Given task = Please retype every line of the material below with no changes at all.

(Stored entries)
########

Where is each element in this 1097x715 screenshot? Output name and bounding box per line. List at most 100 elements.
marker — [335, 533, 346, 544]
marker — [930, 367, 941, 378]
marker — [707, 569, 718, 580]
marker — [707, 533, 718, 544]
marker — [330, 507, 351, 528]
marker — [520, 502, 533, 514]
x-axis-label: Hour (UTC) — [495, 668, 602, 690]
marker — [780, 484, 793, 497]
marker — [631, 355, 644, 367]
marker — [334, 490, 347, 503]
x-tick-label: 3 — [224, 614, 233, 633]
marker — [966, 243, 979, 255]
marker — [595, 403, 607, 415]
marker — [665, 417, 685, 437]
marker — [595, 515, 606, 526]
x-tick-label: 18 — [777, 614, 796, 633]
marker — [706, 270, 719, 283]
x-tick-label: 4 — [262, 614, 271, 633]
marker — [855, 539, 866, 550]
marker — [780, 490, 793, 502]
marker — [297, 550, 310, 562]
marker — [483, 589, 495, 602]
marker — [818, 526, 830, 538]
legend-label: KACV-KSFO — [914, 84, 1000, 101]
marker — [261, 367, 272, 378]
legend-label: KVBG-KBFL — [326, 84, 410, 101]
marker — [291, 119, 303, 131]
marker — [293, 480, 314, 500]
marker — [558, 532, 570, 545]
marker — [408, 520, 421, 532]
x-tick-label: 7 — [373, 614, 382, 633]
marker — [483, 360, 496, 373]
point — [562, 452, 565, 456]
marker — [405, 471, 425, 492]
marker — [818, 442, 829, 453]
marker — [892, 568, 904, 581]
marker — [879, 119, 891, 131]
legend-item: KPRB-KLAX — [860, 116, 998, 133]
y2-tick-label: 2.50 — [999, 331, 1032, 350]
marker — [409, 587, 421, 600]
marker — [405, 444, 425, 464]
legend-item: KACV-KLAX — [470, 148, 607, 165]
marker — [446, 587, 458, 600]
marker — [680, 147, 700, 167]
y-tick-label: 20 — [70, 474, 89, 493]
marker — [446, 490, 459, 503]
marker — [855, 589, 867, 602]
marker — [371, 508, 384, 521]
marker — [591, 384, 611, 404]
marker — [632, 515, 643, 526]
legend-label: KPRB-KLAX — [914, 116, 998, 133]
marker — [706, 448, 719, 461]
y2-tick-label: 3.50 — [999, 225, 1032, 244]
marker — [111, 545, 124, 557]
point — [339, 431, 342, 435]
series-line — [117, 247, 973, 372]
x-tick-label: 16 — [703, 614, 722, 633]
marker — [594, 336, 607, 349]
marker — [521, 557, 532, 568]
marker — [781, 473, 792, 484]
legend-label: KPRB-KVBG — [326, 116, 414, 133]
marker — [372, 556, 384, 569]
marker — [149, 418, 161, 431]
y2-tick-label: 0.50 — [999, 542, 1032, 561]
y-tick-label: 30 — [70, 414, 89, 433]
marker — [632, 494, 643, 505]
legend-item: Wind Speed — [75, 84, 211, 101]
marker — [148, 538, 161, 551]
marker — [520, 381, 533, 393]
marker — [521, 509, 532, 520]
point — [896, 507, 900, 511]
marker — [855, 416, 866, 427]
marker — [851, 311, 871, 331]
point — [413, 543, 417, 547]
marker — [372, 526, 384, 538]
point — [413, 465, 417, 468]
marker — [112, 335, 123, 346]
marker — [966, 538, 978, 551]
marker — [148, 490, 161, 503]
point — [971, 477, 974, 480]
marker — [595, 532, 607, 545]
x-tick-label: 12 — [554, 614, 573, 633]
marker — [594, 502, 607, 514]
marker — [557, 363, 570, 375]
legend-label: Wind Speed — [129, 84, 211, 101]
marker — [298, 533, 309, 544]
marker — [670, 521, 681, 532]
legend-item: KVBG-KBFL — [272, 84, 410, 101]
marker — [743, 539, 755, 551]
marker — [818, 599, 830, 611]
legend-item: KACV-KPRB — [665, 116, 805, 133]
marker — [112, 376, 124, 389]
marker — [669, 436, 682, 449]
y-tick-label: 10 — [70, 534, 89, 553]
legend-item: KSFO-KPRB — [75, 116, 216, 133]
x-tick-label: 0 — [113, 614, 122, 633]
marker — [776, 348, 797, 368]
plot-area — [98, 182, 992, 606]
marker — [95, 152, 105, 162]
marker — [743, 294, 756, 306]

########

Result of the exercise =
Where is each element in this 1097x715 screenshot? Output name and bounding box per line. List at most 100 elements.
marker — [335, 533, 346, 544]
marker — [930, 367, 941, 378]
marker — [707, 569, 718, 580]
marker — [707, 533, 718, 544]
marker — [330, 507, 351, 528]
marker — [520, 502, 533, 514]
x-axis-label: Hour (UTC) — [495, 668, 602, 690]
marker — [780, 484, 793, 497]
marker — [631, 355, 644, 367]
marker — [334, 490, 347, 503]
x-tick-label: 3 — [224, 614, 233, 633]
marker — [966, 243, 979, 255]
marker — [595, 403, 607, 415]
marker — [665, 417, 685, 437]
marker — [595, 515, 606, 526]
x-tick-label: 18 — [777, 614, 796, 633]
marker — [706, 270, 719, 283]
x-tick-label: 4 — [262, 614, 271, 633]
marker — [855, 539, 866, 550]
marker — [780, 490, 793, 502]
marker — [297, 550, 310, 562]
marker — [483, 589, 495, 602]
marker — [818, 526, 830, 538]
legend-label: KACV-KSFO — [914, 84, 1000, 101]
marker — [261, 367, 272, 378]
legend-label: KVBG-KBFL — [326, 84, 410, 101]
marker — [291, 119, 303, 131]
marker — [293, 480, 314, 500]
marker — [558, 532, 570, 545]
marker — [408, 520, 421, 532]
x-tick-label: 7 — [373, 614, 382, 633]
marker — [483, 360, 496, 373]
point — [562, 452, 565, 456]
marker — [405, 471, 425, 492]
marker — [818, 442, 829, 453]
marker — [892, 568, 904, 581]
marker — [879, 119, 891, 131]
legend-item: KPRB-KLAX — [860, 116, 998, 133]
y2-tick-label: 2.50 — [999, 331, 1032, 350]
marker — [409, 587, 421, 600]
marker — [405, 444, 425, 464]
legend-item: KACV-KLAX — [470, 148, 607, 165]
marker — [446, 587, 458, 600]
marker — [680, 147, 700, 167]
y-tick-label: 20 — [70, 474, 89, 493]
marker — [446, 490, 459, 503]
marker — [855, 589, 867, 602]
marker — [371, 508, 384, 521]
marker — [591, 384, 611, 404]
marker — [632, 515, 643, 526]
legend-label: KPRB-KLAX — [914, 116, 998, 133]
marker — [706, 448, 719, 461]
y2-tick-label: 3.50 — [999, 225, 1032, 244]
marker — [111, 545, 124, 557]
point — [339, 431, 342, 435]
series-line — [117, 247, 973, 372]
x-tick-label: 16 — [703, 614, 722, 633]
marker — [594, 336, 607, 349]
marker — [521, 557, 532, 568]
marker — [781, 473, 792, 484]
legend-label: KPRB-KVBG — [326, 116, 414, 133]
marker — [372, 556, 384, 569]
marker — [149, 418, 161, 431]
y2-tick-label: 0.50 — [999, 542, 1032, 561]
y-tick-label: 30 — [70, 414, 89, 433]
marker — [632, 494, 643, 505]
legend-item: Wind Speed — [75, 84, 211, 101]
marker — [148, 538, 161, 551]
marker — [520, 381, 533, 393]
marker — [521, 509, 532, 520]
point — [896, 507, 900, 511]
marker — [855, 416, 866, 427]
marker — [851, 311, 871, 331]
point — [413, 543, 417, 547]
marker — [372, 526, 384, 538]
point — [413, 465, 417, 468]
marker — [112, 335, 123, 346]
marker — [966, 538, 978, 551]
marker — [148, 490, 161, 503]
point — [971, 477, 974, 480]
marker — [595, 532, 607, 545]
x-tick-label: 12 — [554, 614, 573, 633]
marker — [594, 502, 607, 514]
marker — [557, 363, 570, 375]
legend-label: Wind Speed — [129, 84, 211, 101]
marker — [298, 533, 309, 544]
marker — [670, 521, 681, 532]
legend-item: KVBG-KBFL — [272, 84, 410, 101]
marker — [743, 539, 755, 551]
marker — [818, 599, 830, 611]
legend-item: KACV-KPRB — [665, 116, 805, 133]
marker — [112, 376, 124, 389]
marker — [669, 436, 682, 449]
y-tick-label: 10 — [70, 534, 89, 553]
legend-item: KSFO-KPRB — [75, 116, 216, 133]
x-tick-label: 0 — [113, 614, 122, 633]
marker — [776, 348, 797, 368]
plot-area — [98, 182, 992, 606]
marker — [95, 152, 105, 162]
marker — [743, 294, 756, 306]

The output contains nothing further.